[Collected data entries]
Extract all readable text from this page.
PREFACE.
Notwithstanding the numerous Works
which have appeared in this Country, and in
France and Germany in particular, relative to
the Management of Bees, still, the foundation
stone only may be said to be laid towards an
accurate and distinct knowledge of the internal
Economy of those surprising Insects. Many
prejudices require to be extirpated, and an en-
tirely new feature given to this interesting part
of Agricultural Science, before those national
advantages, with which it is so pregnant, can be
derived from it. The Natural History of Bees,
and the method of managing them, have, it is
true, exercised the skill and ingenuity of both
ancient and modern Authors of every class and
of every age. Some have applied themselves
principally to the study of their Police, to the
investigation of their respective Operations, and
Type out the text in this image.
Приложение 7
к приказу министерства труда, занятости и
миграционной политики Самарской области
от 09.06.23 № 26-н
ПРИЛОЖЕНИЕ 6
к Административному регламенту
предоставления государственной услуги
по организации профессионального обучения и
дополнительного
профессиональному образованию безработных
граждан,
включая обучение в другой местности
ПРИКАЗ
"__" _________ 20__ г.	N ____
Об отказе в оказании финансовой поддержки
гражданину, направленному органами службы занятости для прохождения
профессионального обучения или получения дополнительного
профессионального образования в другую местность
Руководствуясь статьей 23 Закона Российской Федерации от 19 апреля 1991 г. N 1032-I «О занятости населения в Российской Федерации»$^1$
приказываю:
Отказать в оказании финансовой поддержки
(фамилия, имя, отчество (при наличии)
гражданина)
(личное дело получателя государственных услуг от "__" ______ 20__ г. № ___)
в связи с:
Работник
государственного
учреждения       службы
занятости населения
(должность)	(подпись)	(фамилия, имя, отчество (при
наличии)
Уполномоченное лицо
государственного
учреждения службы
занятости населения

◆ **Task description**: List the lines of the entries that include "отчество".

◆ **Output of the task**:
(фамилия, имя, отчество (при наличии)
(должность)	(подпись)	(фамилия, имя, отчество (при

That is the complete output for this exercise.